_Stated exercise_: Go over the entries below line by line, copying each one that contains the word "samettiliivi".

_Task material_:
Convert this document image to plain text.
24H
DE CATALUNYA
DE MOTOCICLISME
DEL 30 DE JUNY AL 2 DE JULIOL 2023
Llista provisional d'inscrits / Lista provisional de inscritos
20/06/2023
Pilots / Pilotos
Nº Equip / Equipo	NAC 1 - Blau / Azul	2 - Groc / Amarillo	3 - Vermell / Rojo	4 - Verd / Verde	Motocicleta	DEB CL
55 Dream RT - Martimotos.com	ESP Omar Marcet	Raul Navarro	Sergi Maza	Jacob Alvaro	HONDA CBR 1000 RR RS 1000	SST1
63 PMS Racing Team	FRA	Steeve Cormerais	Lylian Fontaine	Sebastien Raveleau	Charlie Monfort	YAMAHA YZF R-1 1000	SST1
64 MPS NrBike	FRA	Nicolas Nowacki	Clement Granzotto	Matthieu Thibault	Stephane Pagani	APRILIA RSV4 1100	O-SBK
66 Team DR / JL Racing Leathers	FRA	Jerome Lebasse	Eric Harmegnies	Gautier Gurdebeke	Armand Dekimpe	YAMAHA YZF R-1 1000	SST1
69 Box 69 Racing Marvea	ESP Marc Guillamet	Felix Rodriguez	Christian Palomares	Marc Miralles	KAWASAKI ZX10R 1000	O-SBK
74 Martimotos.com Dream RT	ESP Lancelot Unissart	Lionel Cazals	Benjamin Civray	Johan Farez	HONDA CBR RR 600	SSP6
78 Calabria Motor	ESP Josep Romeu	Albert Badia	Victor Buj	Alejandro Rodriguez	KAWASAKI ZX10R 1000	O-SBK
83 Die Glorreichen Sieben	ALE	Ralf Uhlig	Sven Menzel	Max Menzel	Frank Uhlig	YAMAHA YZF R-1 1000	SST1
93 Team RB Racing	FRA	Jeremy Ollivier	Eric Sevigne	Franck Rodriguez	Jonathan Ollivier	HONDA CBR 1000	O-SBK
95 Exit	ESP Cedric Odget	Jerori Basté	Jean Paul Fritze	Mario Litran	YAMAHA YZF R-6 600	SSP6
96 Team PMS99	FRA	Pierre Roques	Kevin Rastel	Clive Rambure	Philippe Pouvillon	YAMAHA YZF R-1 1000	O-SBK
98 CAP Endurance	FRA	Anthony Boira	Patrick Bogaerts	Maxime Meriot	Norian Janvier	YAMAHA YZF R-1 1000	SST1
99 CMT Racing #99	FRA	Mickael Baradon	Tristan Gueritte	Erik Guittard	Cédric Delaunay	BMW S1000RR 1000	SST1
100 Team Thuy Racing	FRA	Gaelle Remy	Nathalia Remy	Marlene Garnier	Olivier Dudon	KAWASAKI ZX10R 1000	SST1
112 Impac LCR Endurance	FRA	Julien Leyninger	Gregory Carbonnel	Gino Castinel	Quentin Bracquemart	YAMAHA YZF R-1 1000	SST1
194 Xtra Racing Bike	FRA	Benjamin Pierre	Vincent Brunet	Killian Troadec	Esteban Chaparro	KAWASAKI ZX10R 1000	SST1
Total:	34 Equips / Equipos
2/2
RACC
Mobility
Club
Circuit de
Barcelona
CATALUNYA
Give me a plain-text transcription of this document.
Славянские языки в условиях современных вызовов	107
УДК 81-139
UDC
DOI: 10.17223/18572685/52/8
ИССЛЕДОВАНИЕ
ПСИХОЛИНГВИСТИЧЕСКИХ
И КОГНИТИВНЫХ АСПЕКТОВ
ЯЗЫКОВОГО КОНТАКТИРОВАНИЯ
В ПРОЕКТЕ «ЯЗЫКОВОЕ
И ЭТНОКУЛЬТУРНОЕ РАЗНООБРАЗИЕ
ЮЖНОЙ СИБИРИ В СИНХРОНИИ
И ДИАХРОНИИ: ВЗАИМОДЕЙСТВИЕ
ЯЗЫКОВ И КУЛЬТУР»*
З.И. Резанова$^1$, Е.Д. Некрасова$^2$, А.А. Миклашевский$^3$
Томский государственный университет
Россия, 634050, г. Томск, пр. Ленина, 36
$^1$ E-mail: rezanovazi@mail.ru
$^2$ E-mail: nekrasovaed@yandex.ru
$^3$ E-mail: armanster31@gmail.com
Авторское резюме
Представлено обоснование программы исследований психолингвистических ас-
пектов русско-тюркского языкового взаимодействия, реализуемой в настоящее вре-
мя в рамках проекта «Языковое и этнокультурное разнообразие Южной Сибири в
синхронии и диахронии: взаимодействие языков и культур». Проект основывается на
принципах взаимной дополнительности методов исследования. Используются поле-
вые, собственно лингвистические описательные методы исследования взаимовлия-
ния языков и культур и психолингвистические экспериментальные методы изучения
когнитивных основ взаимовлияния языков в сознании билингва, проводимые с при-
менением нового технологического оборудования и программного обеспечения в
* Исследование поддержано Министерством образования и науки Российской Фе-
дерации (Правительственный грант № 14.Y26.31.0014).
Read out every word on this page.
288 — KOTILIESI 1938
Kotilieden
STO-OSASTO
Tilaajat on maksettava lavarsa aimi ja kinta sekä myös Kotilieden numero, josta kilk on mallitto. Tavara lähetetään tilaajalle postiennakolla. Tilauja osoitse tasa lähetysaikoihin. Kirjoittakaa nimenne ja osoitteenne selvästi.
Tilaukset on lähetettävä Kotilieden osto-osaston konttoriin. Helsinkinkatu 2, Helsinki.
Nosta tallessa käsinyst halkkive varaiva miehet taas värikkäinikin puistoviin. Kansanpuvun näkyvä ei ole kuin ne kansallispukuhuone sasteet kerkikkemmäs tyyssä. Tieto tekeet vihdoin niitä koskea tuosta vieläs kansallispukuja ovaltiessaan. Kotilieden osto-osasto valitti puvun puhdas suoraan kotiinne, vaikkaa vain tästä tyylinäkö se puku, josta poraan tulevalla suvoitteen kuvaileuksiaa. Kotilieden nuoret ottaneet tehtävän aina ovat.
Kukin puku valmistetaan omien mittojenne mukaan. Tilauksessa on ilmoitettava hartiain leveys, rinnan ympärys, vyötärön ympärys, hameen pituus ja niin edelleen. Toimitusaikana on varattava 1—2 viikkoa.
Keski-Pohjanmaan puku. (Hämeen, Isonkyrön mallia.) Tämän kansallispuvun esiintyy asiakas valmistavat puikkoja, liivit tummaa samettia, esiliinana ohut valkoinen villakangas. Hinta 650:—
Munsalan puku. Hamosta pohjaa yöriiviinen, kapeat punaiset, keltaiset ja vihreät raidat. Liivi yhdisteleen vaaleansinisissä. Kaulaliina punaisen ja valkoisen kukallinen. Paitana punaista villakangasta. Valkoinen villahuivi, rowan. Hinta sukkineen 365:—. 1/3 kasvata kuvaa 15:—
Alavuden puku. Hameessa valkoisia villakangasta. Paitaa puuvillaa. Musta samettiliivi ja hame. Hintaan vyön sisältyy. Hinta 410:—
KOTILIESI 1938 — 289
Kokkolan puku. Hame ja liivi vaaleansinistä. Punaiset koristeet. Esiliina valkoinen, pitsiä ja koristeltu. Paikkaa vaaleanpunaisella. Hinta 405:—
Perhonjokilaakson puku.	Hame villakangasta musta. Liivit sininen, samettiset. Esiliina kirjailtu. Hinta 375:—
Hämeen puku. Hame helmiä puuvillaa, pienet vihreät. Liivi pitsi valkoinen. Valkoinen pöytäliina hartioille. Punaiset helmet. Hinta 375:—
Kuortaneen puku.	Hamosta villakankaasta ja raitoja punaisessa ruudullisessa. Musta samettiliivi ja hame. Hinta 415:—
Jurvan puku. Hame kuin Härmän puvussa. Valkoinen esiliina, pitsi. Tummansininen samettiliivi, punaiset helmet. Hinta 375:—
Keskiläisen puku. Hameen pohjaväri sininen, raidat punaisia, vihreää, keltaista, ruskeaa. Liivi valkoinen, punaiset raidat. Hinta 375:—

_Finished answer_:
Alavuden puku. Hameessa valkoisia villakangasta. Paitaa puuvillaa. Musta samettiliivi ja hame. Hintaan vyön sisältyy. Hinta 410:—
Kuortaneen puku.	Hamosta villakankaasta ja raitoja punaisessa ruudullisessa. Musta samettiliivi ja hame. Hinta 415:—
Jurvan puku. Hame kuin Härmän puvussa. Valkoinen esiliina, pitsi. Tummansininen samettiliivi, punaiset helmet. Hinta 375:—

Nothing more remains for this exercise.